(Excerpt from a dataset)
****
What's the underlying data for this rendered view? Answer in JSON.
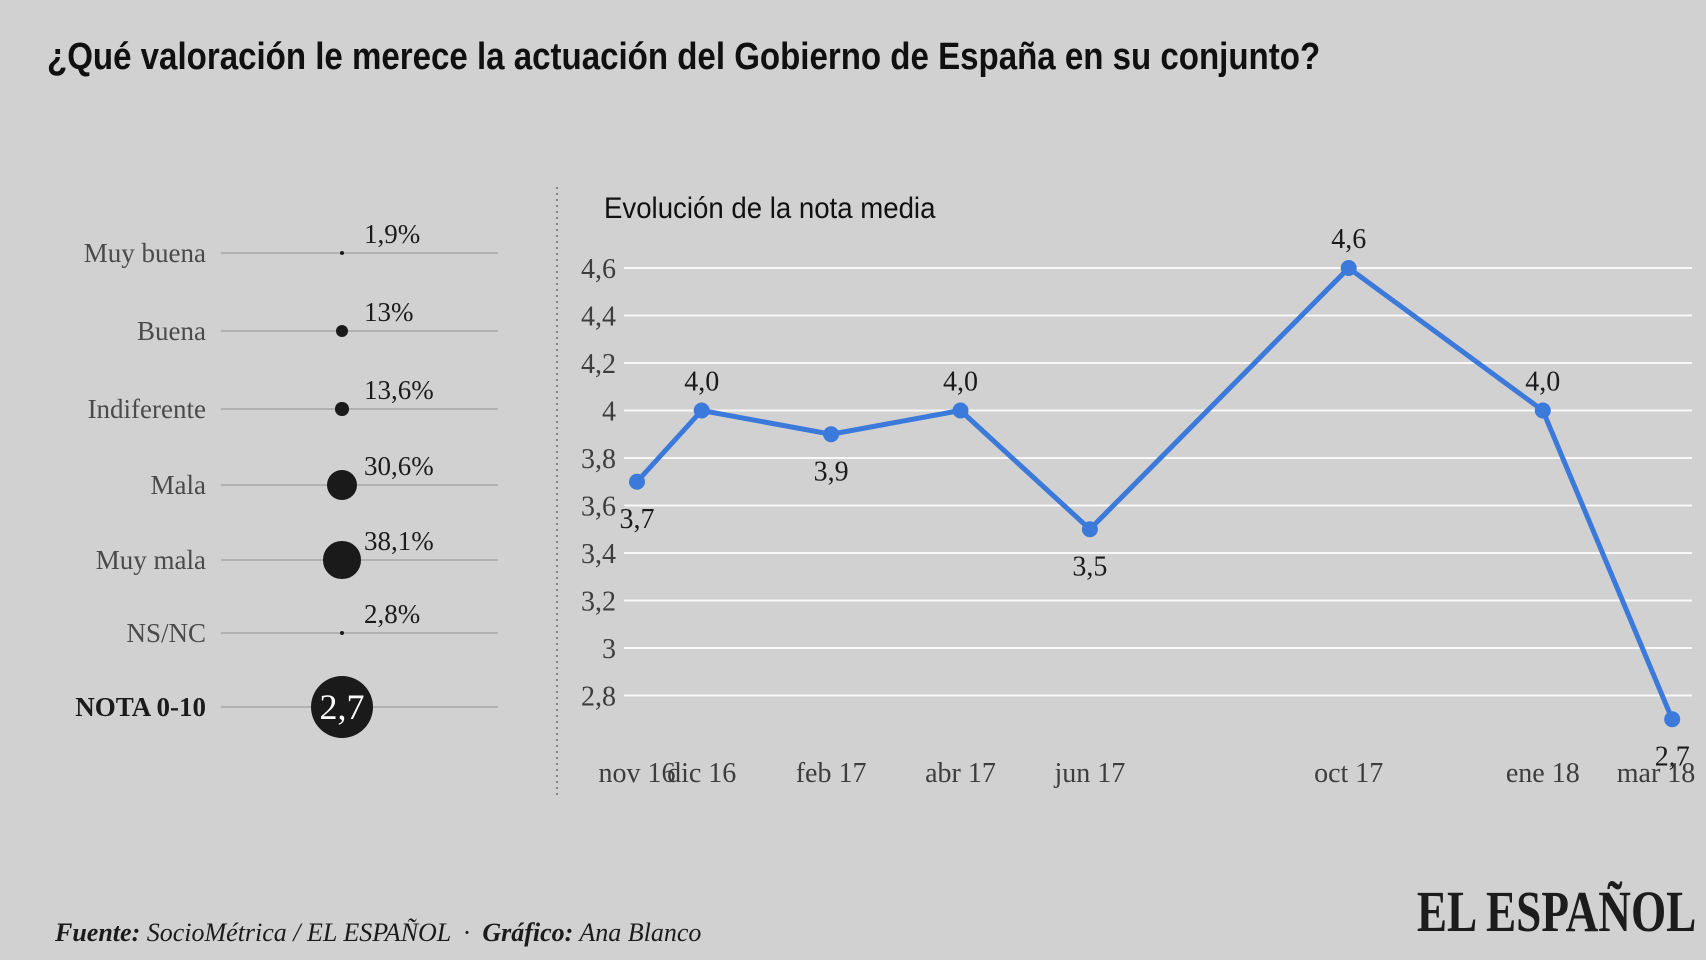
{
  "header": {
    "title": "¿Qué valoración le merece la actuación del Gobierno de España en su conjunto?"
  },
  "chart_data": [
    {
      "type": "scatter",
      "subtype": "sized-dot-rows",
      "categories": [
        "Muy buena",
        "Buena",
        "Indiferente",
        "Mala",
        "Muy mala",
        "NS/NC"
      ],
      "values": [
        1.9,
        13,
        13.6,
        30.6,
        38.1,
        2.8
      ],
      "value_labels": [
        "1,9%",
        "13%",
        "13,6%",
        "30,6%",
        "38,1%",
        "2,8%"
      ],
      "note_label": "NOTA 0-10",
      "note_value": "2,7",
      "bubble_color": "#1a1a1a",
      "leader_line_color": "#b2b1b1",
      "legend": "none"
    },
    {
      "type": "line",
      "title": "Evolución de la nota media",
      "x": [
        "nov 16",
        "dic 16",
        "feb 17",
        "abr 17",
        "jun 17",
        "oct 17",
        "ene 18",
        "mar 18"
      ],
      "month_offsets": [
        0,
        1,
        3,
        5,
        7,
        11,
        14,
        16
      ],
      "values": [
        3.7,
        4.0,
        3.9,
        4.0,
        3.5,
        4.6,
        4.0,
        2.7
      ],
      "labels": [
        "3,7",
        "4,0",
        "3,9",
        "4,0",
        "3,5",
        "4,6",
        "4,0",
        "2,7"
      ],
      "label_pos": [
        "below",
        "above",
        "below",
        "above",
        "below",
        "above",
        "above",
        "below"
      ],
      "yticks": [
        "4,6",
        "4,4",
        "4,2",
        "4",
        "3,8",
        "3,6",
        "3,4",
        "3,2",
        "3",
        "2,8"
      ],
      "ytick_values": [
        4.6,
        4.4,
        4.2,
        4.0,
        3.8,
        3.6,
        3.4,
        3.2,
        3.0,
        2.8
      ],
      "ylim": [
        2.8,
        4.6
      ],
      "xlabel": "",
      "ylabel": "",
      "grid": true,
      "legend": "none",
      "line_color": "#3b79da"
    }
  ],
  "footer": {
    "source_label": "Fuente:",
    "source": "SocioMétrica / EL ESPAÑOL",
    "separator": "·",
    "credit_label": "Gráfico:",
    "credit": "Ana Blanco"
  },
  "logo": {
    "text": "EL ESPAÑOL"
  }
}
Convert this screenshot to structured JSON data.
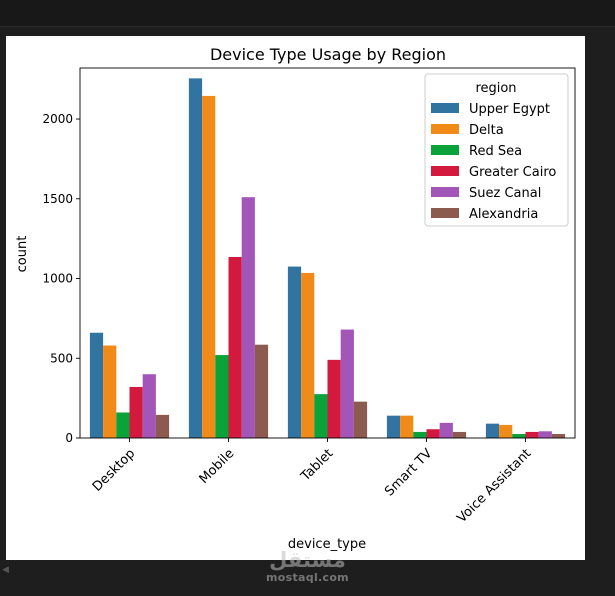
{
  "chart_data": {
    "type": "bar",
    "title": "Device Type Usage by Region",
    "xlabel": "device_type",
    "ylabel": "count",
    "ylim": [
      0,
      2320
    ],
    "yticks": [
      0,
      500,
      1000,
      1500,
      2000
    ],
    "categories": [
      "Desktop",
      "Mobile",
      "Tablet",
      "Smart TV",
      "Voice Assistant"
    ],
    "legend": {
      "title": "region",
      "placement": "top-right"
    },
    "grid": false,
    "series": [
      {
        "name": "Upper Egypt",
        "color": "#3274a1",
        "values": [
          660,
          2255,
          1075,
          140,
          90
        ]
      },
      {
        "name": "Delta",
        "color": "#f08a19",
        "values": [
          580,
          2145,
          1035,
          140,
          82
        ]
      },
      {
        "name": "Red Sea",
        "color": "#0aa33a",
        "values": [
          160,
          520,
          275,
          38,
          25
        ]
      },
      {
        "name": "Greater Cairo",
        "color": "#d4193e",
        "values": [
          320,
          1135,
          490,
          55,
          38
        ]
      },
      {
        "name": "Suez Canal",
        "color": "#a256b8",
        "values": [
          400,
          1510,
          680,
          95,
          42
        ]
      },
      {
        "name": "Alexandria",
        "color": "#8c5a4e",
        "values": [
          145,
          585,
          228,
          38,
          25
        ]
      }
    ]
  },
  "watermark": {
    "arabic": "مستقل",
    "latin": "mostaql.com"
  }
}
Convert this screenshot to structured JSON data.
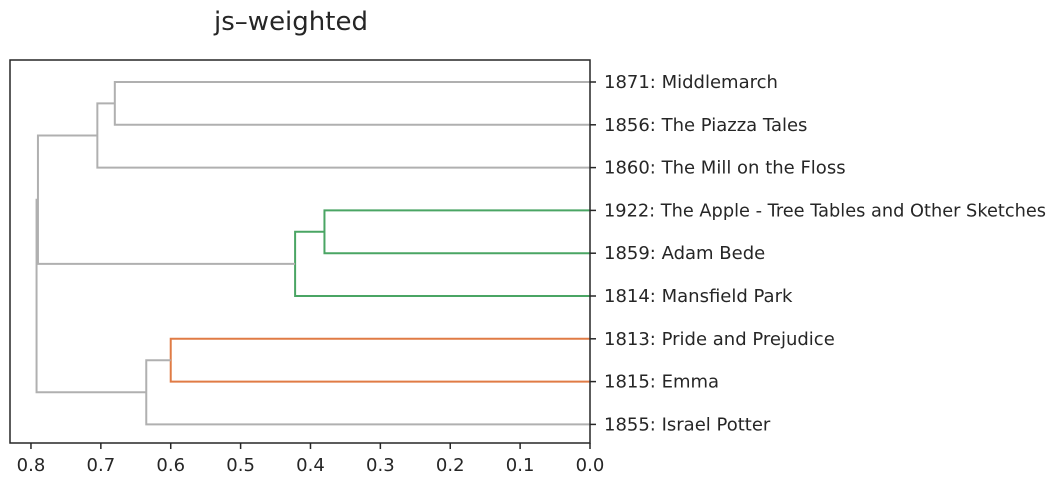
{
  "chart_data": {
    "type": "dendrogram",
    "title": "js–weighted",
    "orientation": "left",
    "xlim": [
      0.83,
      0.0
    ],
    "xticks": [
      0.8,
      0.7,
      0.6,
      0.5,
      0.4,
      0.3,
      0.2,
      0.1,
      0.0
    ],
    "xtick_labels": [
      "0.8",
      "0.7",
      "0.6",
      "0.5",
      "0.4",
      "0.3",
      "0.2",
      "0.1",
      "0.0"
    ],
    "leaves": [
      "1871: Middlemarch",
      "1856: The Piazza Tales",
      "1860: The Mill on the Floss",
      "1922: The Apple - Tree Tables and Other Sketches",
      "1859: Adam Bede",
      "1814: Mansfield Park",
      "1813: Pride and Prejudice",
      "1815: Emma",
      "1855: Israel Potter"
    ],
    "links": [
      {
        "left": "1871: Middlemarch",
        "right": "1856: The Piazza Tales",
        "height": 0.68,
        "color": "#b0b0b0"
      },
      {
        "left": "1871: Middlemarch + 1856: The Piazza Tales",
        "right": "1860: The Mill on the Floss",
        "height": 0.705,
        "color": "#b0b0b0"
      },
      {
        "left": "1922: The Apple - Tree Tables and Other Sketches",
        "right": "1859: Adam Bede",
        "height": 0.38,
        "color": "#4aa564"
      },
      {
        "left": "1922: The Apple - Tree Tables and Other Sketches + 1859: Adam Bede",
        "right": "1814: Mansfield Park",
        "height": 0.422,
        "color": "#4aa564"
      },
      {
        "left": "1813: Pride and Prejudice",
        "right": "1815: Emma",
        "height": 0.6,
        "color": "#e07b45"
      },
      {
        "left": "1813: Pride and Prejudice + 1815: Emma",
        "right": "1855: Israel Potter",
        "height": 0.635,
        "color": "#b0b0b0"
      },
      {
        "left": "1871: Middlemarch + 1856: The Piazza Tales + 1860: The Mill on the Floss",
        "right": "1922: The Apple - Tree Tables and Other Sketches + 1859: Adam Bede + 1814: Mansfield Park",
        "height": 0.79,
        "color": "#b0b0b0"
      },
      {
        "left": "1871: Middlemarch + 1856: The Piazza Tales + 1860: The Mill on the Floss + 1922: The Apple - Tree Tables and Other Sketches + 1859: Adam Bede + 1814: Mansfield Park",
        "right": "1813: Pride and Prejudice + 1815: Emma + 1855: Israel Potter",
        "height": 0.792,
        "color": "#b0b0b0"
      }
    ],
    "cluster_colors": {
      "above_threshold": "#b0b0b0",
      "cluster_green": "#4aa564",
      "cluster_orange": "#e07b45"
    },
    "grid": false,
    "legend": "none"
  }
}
****
Omit the images and transcribe all of the records above word for word.

Written response.
What's the underlying data for this rendered view? Answer in JSON.
{
  "header": {
    "title": "¿Qué valoración le merece la actuación del Gobierno de España en su conjunto?"
  },
  "chart_data": [
    {
      "type": "scatter",
      "subtype": "sized-dot-rows",
      "categories": [
        "Muy buena",
        "Buena",
        "Indiferente",
        "Mala",
        "Muy mala",
        "NS/NC"
      ],
      "values": [
        1.9,
        13,
        13.6,
        30.6,
        38.1,
        2.8
      ],
      "value_labels": [
        "1,9%",
        "13%",
        "13,6%",
        "30,6%",
        "38,1%",
        "2,8%"
      ],
      "note_label": "NOTA 0-10",
      "note_value": "2,7",
      "bubble_color": "#1a1a1a",
      "leader_line_color": "#b2b1b1",
      "legend": "none"
    },
    {
      "type": "line",
      "title": "Evolución de la nota media",
      "x": [
        "nov 16",
        "dic 16",
        "feb 17",
        "abr 17",
        "jun 17",
        "oct 17",
        "ene 18",
        "mar 18"
      ],
      "month_offsets": [
        0,
        1,
        3,
        5,
        7,
        11,
        14,
        16
      ],
      "values": [
        3.7,
        4.0,
        3.9,
        4.0,
        3.5,
        4.6,
        4.0,
        2.7
      ],
      "labels": [
        "3,7",
        "4,0",
        "3,9",
        "4,0",
        "3,5",
        "4,6",
        "4,0",
        "2,7"
      ],
      "label_pos": [
        "below",
        "above",
        "below",
        "above",
        "below",
        "above",
        "above",
        "below"
      ],
      "yticks": [
        "4,6",
        "4,4",
        "4,2",
        "4",
        "3,8",
        "3,6",
        "3,4",
        "3,2",
        "3",
        "2,8"
      ],
      "ytick_values": [
        4.6,
        4.4,
        4.2,
        4.0,
        3.8,
        3.6,
        3.4,
        3.2,
        3.0,
        2.8
      ],
      "ylim": [
        2.8,
        4.6
      ],
      "xlabel": "",
      "ylabel": "",
      "grid": true,
      "legend": "none",
      "line_color": "#3b79da"
    }
  ],
  "footer": {
    "source_label": "Fuente:",
    "source": "SocioMétrica / EL ESPAÑOL",
    "separator": "·",
    "credit_label": "Gráfico:",
    "credit": "Ana Blanco"
  },
  "logo": {
    "text": "EL ESPAÑOL"
  }
}
Convert this screenshot to structured JSON data.
{
  "chart_data": {
    "type": "bar",
    "title": "Device Type Usage by Region",
    "xlabel": "device_type",
    "ylabel": "count",
    "ylim": [
      0,
      2320
    ],
    "yticks": [
      0,
      500,
      1000,
      1500,
      2000
    ],
    "categories": [
      "Desktop",
      "Mobile",
      "Tablet",
      "Smart TV",
      "Voice Assistant"
    ],
    "legend": {
      "title": "region",
      "placement": "top-right"
    },
    "grid": false,
    "series": [
      {
        "name": "Upper Egypt",
        "color": "#3274a1",
        "values": [
          660,
          2255,
          1075,
          140,
          90
        ]
      },
      {
        "name": "Delta",
        "color": "#f08a19",
        "values": [
          580,
          2145,
          1035,
          140,
          82
        ]
      },
      {
        "name": "Red Sea",
        "color": "#0aa33a",
        "values": [
          160,
          520,
          275,
          38,
          25
        ]
      },
      {
        "name": "Greater Cairo",
        "color": "#d4193e",
        "values": [
          320,
          1135,
          490,
          55,
          38
        ]
      },
      {
        "name": "Suez Canal",
        "color": "#a256b8",
        "values": [
          400,
          1510,
          680,
          95,
          42
        ]
      },
      {
        "name": "Alexandria",
        "color": "#8c5a4e",
        "values": [
          145,
          585,
          228,
          38,
          25
        ]
      }
    ]
  },
  "watermark": {
    "arabic": "مستقل",
    "latin": "mostaql.com"
  }
}
Convert this screenshot to structured JSON data.
{
  "chart_data": {
    "type": "dendrogram",
    "title": "js–weighted",
    "orientation": "left",
    "xlim": [
      0.83,
      0.0
    ],
    "xticks": [
      0.8,
      0.7,
      0.6,
      0.5,
      0.4,
      0.3,
      0.2,
      0.1,
      0.0
    ],
    "xtick_labels": [
      "0.8",
      "0.7",
      "0.6",
      "0.5",
      "0.4",
      "0.3",
      "0.2",
      "0.1",
      "0.0"
    ],
    "leaves": [
      "1871: Middlemarch",
      "1856: The Piazza Tales",
      "1860: The Mill on the Floss",
      "1922: The Apple - Tree Tables and Other Sketches",
      "1859: Adam Bede",
      "1814: Mansfield Park",
      "1813: Pride and Prejudice",
      "1815: Emma",
      "1855: Israel Potter"
    ],
    "links": [
      {
        "left": "1871: Middlemarch",
        "right": "1856: The Piazza Tales",
        "height": 0.68,
        "color": "#b0b0b0"
      },
      {
        "left": "1871: Middlemarch + 1856: The Piazza Tales",
        "right": "1860: The Mill on the Floss",
        "height": 0.705,
        "color": "#b0b0b0"
      },
      {
        "left": "1922: The Apple - Tree Tables and Other Sketches",
        "right": "1859: Adam Bede",
        "height": 0.38,
        "color": "#4aa564"
      },
      {
        "left": "1922: The Apple - Tree Tables and Other Sketches + 1859: Adam Bede",
        "right": "1814: Mansfield Park",
        "height": 0.422,
        "color": "#4aa564"
      },
      {
        "left": "1813: Pride and Prejudice",
        "right": "1815: Emma",
        "height": 0.6,
        "color": "#e07b45"
      },
      {
        "left": "1813: Pride and Prejudice + 1815: Emma",
        "right": "1855: Israel Potter",
        "height": 0.635,
        "color": "#b0b0b0"
      },
      {
        "left": "1871: Middlemarch + 1856: The Piazza Tales + 1860: The Mill on the Floss",
        "right": "1922: The Apple - Tree Tables and Other Sketches + 1859: Adam Bede + 1814: Mansfield Park",
        "height": 0.79,
        "color": "#b0b0b0"
      },
      {
        "left": "1871: Middlemarch + 1856: The Piazza Tales + 1860: The Mill on the Floss + 1922: The Apple - Tree Tables and Other Sketches + 1859: Adam Bede + 1814: Mansfield Park",
        "right": "1813: Pride and Prejudice + 1815: Emma + 1855: Israel Potter",
        "height": 0.792,
        "color": "#b0b0b0"
      }
    ],
    "cluster_colors": {
      "above_threshold": "#b0b0b0",
      "cluster_green": "#4aa564",
      "cluster_orange": "#e07b45"
    },
    "grid": false,
    "legend": "none"
  }
}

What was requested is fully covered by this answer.